Write the entries out again exactly as they stand, but without the pictures.

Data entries
______________________________

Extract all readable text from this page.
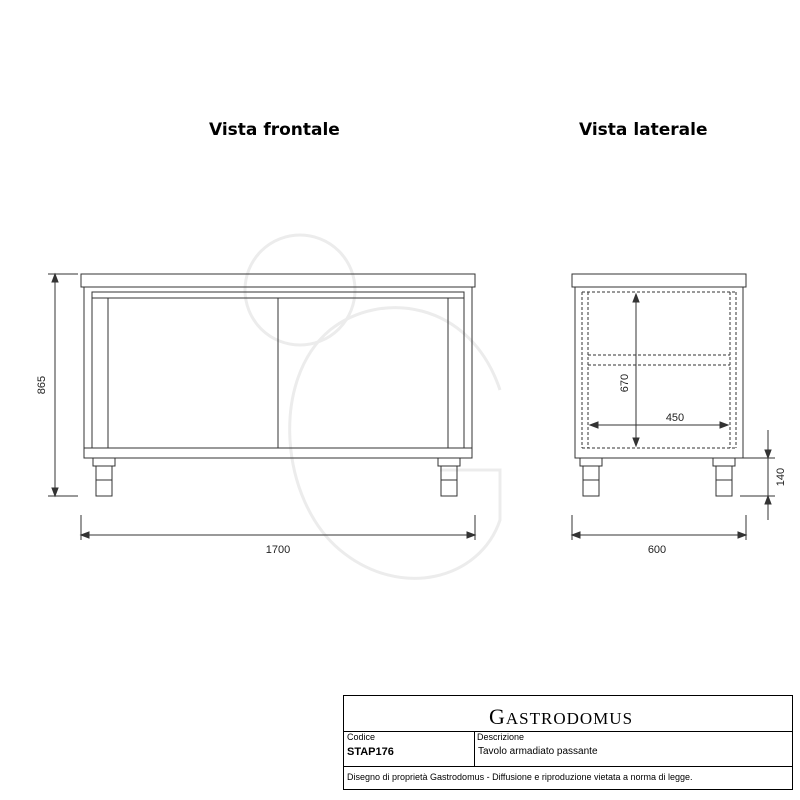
Vista frontale	Vista laterale
865
1700
670
450
600
140
GASTRODOMUS
Codice
STAP176
Descrizione
Tavolo armadiato passante
Disegno di proprietà Gastrodomus - Diffusione e riproduzione vietata a norma di legge.
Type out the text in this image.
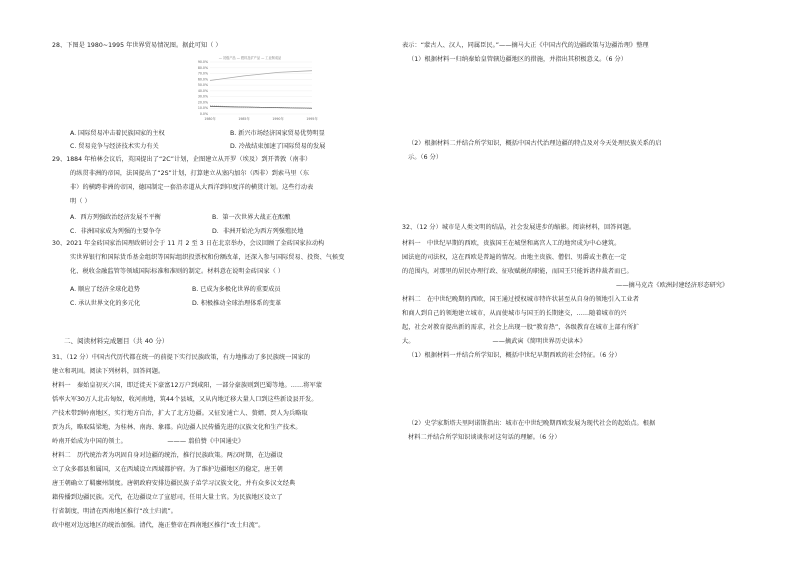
28、下图是 1980~1995 年世界贸易情况图。据此可知（ ）
— 初级产品 — 燃料及矿产品 — 工业制成品
90.0%
80.0%
70.0%
60.0%
50.0%
40.0%
30.0%
20.0%
10.0%
0.0%
1980年	1985年	1990年	1995年
A. 国际贸易冲击着民族国家的主权	B. 新兴市场经济国家贸易优势明显
C. 贸易竞争与经济技术实力有关	D. 冷战结束加速了国际贸易的发展
29、1884 年柏林会议后，英国提出了“2C”计划，企图建立从开罗（埃及）到开普敦（南非）
的纵贯非洲的帝国，法国提出了“2S”计划，打算建立从塞内加尔（西非）到索马里（东
非）的横跨非洲的帝国，德国制定一套沿赤道从大西洋到印度洋的横贯计划。这些行动表
明（ ）
A．西方列强政治经济发展不平衡	B．第一次世界大战正在酝酿
C．非洲国家成为列强的主要争夺	D．非洲开始沦为西方列强殖民地
30、2021 年金砖国家治国理政研讨会于 11 月 2 至 3 日在北京举办，会议回顾了金砖国家拉动构
实世界银行和国际货币基金组织等国际组织投票权和份额改革，还深入参与国际贸易、投资、气候变
化、税收金融监管等领域国际标准和准则的制定。材料意在说明金砖国家（ ）
A. 顺应了经济全球化趋势	B. 已成为多极化世界的重要成员
C. 承认世界文化的多元化	D. 积极推动全球治理体系的变革
二、阅读材料完成题目（共 40 分）
31、（12 分）中国古代历代都在统一的前提下实行民族政策，有力地推动了多民族统一国家的
建立和巩固。阅读下列材料，回答问题。
材料一　秦始皇初灭六国，即迁徙天下豪富12万户到咸阳，一部分豪族则到巴蜀等地。……将军蒙
恬率大军30万人北击匈奴，收河南地，筑44个县城，又从内地迁移大量人口到这些新设县开发。
产技术带到岭南地区，实行地方自治，扩大了北方边疆。又征发逋亡人、赘婿、贾人为兵略取
贾为兵，略取陆梁地，为桂林、南海、象郡。向边疆人民传播先进的汉族文化和生产技术。
岭南开始成为中国的领土。　　　　　　　——— 翦伯赞《中国通史》
材料二　历代统治者为巩固自身对边疆的统治，推行民族政策。两汉时期，在边疆设
立了众多郡县和属国，又在西域设立西域都护府。为了维护边疆地区的稳定，唐王朝
唐王朝确立了羁縻州制度。唐朝政府安排边疆民族子弟学习汉族文化，并有众多汉文经典
籍传播到边疆民族。元代，在边疆设立了宣慰司，任用大量土官。为民族地区设立了
行省制度，明清在西南地区推行“改土归流”。
政中枢对边远地区的统治加强。清代，施正整帝在西南地区推行“改土归流”。
表示：“蒙古人、汉人，同属臣民。”——摘马大正《中国古代的边疆政策与边疆治理》整理
（1）根据材料一归纳秦始皇管辖边疆地区的措施，并指出其积极意义。（6 分）
（2）根据材料二并结合所学知识，概括中国古代治理边疆的特点及对今天处理民族关系的启
示。（6 分）
32、（12 分）城市是人类文明的结晶，社会发展进步的缩影。阅读材料，回答问题。
材料一　中世纪早期的西欧，贵族国王在城堡和离宫人工的地窖成为中心建筑。
园法庭的司法权，这在西欧是普遍的情况。由地主贵族、僧侣、男爵或主教在一定
的范围内，对那里的居民办理行政、征收赋税的职能，而国王只能诉诸仲裁者而已。
——摘马克垚《欧洲封建经济形态研究》
材料二　在中世纪晚期的西欧，国王通过授权城市特许状甚至从自身的领地引入工业者
和商人到自己的领地建立城市，从而使城市与国王的长期建交，……随着城市的兴
起，社会对教育提出新的需求，社会上出现一股“教育热”，各级教育在城市上部有所扩
大。　　　　　　　　　　　　　——摘武寅《简明世界历史读本》
（1）根据材料一并结合所学知识，概括中世纪早期西欧的社会特征。（6 分）
（2）史学家斯塔夫里阿诺斯指出：城市在中世纪晚期西欧发展为现代社会的起始点。根据
材料二并结合所学知识谈谈你对这句话的理解。（6 分）
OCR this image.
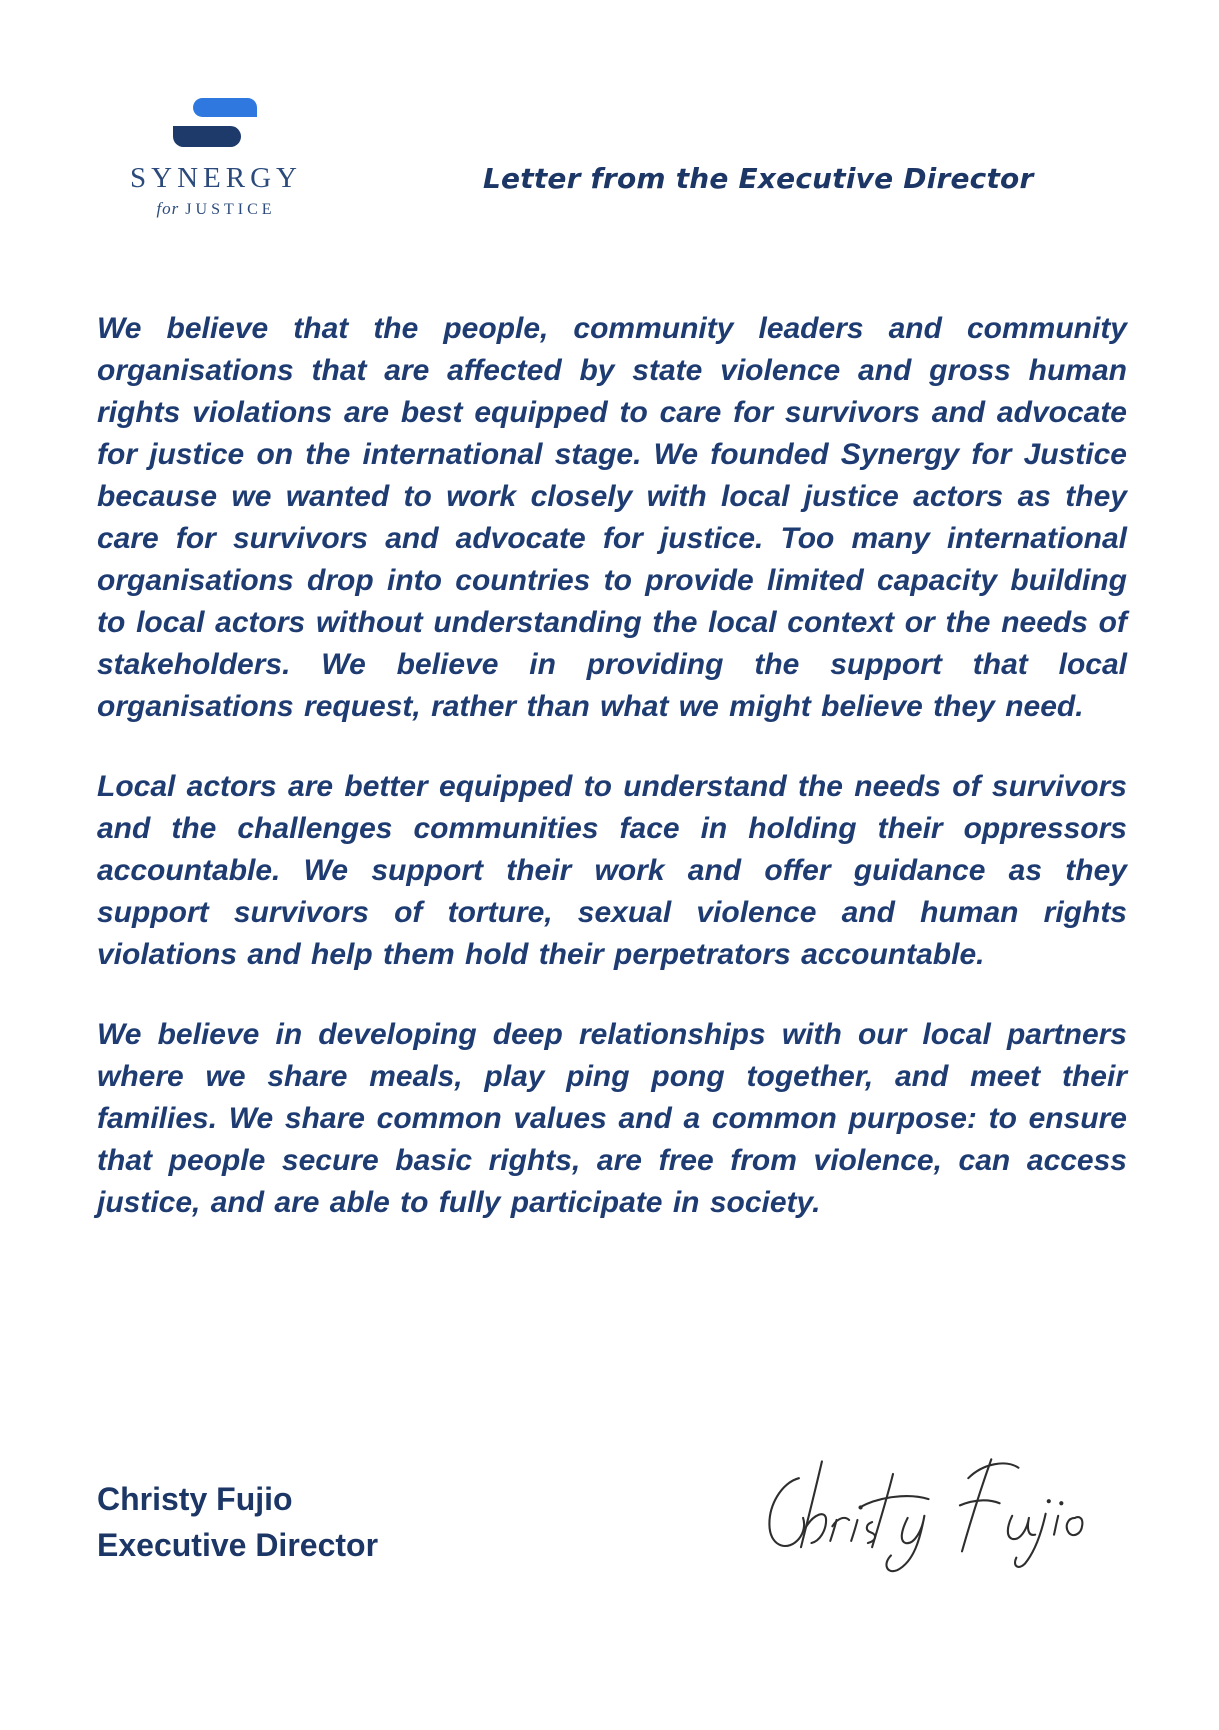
SYNERGY
for JUSTICE
Letter from the Executive Director

We believe that the people, community leaders and community organisations that are affected by state violence and gross human rights violations are best equipped to care for survivors and advocate for justice on the international stage. We founded Synergy for Justice because we wanted to work closely with local justice actors as they care for survivors and advocate for justice. Too many international organisations drop into countries to provide limited capacity building to local actors without understanding the local context or the needs of stakeholders. We believe in providing the support that local organisations request, rather than what we might believe they need.

Local actors are better equipped to understand the needs of survivors and the challenges communities face in holding their oppressors accountable. We support their work and offer guidance as they support survivors of torture, sexual violence and human rights violations and help them hold their perpetrators accountable.

We believe in developing deep relationships with our local partners where we share meals, play ping pong together, and meet their families. We share common values and a common purpose: to ensure that people secure basic rights, are free from violence, can access justice, and are able to fully participate in society.

Christy Fujio
Executive Director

______________________________

• Result below
Extract all readable text from this page.
Vista frontale	Vista laterale
865
1700
670
450
600
140
GASTRODOMUS
Codice
STAP176
Descrizione
Tavolo armadiato passante
Disegno di proprietà Gastrodomus - Diffusione e riproduzione vietata a norma di legge.
Type out the text in this image.
28、下图是 1980~1995 年世界贸易情况图。据此可知（ ）
— 初级产品 — 燃料及矿产品 — 工业制成品
90.0%
80.0%
70.0%
60.0%
50.0%
40.0%
30.0%
20.0%
10.0%
0.0%
1980年	1985年	1990年	1995年
A. 国际贸易冲击着民族国家的主权	B. 新兴市场经济国家贸易优势明显
C. 贸易竞争与经济技术实力有关	D. 冷战结束加速了国际贸易的发展
29、1884 年柏林会议后，英国提出了“2C”计划，企图建立从开罗（埃及）到开普敦（南非）
的纵贯非洲的帝国，法国提出了“2S”计划，打算建立从塞内加尔（西非）到索马里（东
非）的横跨非洲的帝国，德国制定一套沿赤道从大西洋到印度洋的横贯计划。这些行动表
明（ ）
A．西方列强政治经济发展不平衡	B．第一次世界大战正在酝酿
C．非洲国家成为列强的主要争夺	D．非洲开始沦为西方列强殖民地
30、2021 年金砖国家治国理政研讨会于 11 月 2 至 3 日在北京举办，会议回顾了金砖国家拉动构
实世界银行和国际货币基金组织等国际组织投票权和份额改革，还深入参与国际贸易、投资、气候变
化、税收金融监管等领域国际标准和准则的制定。材料意在说明金砖国家（ ）
A. 顺应了经济全球化趋势	B. 已成为多极化世界的重要成员
C. 承认世界文化的多元化	D. 积极推动全球治理体系的变革
二、阅读材料完成题目（共 40 分）
31、（12 分）中国古代历代都在统一的前提下实行民族政策，有力地推动了多民族统一国家的
建立和巩固。阅读下列材料，回答问题。
材料一　秦始皇初灭六国，即迁徙天下豪富12万户到咸阳，一部分豪族则到巴蜀等地。……将军蒙
恬率大军30万人北击匈奴，收河南地，筑44个县城，又从内地迁移大量人口到这些新设县开发。
产技术带到岭南地区，实行地方自治，扩大了北方边疆。又征发逋亡人、赘婿、贾人为兵略取
贾为兵，略取陆梁地，为桂林、南海、象郡。向边疆人民传播先进的汉族文化和生产技术。
岭南开始成为中国的领土。　　　　　　　——— 翦伯赞《中国通史》
材料二　历代统治者为巩固自身对边疆的统治，推行民族政策。两汉时期，在边疆设
立了众多郡县和属国，又在西域设立西域都护府。为了维护边疆地区的稳定，唐王朝
唐王朝确立了羁縻州制度。唐朝政府安排边疆民族子弟学习汉族文化，并有众多汉文经典
籍传播到边疆民族。元代，在边疆设立了宣慰司，任用大量土官。为民族地区设立了
行省制度，明清在西南地区推行“改土归流”。
政中枢对边远地区的统治加强。清代，施正整帝在西南地区推行“改土归流”。
表示：“蒙古人、汉人，同属臣民。”——摘马大正《中国古代的边疆政策与边疆治理》整理
（1）根据材料一归纳秦始皇管辖边疆地区的措施，并指出其积极意义。（6 分）
（2）根据材料二并结合所学知识，概括中国古代治理边疆的特点及对今天处理民族关系的启
示。（6 分）
32、（12 分）城市是人类文明的结晶，社会发展进步的缩影。阅读材料，回答问题。
材料一　中世纪早期的西欧，贵族国王在城堡和离宫人工的地窖成为中心建筑。
园法庭的司法权，这在西欧是普遍的情况。由地主贵族、僧侣、男爵或主教在一定
的范围内，对那里的居民办理行政、征收赋税的职能，而国王只能诉诸仲裁者而已。
——摘马克垚《欧洲封建经济形态研究》
材料二　在中世纪晚期的西欧，国王通过授权城市特许状甚至从自身的领地引入工业者
和商人到自己的领地建立城市，从而使城市与国王的长期建交，……随着城市的兴
起，社会对教育提出新的需求，社会上出现一股“教育热”，各级教育在城市上部有所扩
大。　　　　　　　　　　　　　——摘武寅《简明世界历史读本》
（1）根据材料一并结合所学知识，概括中世纪早期西欧的社会特征。（6 分）
（2）史学家斯塔夫里阿诺斯指出：城市在中世纪晚期西欧发展为现代社会的起始点。根据
材料二并结合所学知识谈谈你对这句话的理解。（6 分）
OCR this image.
SYNERGY
for JUSTICE
Letter from the Executive Director

We believe that the people, community leaders and community organisations that are affected by state violence and gross human rights violations are best equipped to care for survivors and advocate for justice on the international stage. We founded Synergy for Justice because we wanted to work closely with local justice actors as they care for survivors and advocate for justice. Too many international organisations drop into countries to provide limited capacity building to local actors without understanding the local context or the needs of stakeholders. We believe in providing the support that local organisations request, rather than what we might believe they need.

Local actors are better equipped to understand the needs of survivors and the challenges communities face in holding their oppressors accountable. We support their work and offer guidance as they support survivors of torture, sexual violence and human rights violations and help them hold their perpetrators accountable.

We believe in developing deep relationships with our local partners where we share meals, play ping pong together, and meet their families. We share common values and a common purpose: to ensure that people secure basic rights, are free from violence, can access justice, and are able to fully participate in society.

Christy Fujio
Executive Director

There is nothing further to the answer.